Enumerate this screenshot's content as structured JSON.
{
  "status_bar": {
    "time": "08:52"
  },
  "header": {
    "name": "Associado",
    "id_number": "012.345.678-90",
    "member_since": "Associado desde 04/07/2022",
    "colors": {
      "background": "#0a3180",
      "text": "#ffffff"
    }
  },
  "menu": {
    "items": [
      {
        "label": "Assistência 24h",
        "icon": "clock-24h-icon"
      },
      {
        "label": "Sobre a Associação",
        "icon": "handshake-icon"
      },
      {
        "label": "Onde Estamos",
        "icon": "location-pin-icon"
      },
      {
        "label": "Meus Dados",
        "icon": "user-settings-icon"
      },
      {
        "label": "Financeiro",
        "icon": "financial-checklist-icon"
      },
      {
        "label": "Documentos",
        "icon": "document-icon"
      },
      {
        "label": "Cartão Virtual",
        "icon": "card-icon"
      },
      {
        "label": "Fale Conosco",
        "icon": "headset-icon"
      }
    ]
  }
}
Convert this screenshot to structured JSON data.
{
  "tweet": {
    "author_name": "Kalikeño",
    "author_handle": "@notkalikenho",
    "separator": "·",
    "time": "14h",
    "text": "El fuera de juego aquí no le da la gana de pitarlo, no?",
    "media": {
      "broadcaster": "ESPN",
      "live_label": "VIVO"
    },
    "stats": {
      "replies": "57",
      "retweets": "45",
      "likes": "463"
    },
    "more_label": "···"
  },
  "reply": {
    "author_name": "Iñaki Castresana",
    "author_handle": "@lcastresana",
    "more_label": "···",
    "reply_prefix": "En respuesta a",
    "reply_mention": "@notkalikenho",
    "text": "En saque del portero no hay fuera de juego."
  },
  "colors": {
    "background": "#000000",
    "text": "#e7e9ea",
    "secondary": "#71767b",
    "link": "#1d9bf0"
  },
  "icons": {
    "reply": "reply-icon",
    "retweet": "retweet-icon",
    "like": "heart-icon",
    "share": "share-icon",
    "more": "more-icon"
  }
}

####################

Only a number is wanted: how many lines of the material include the word "fuera".

2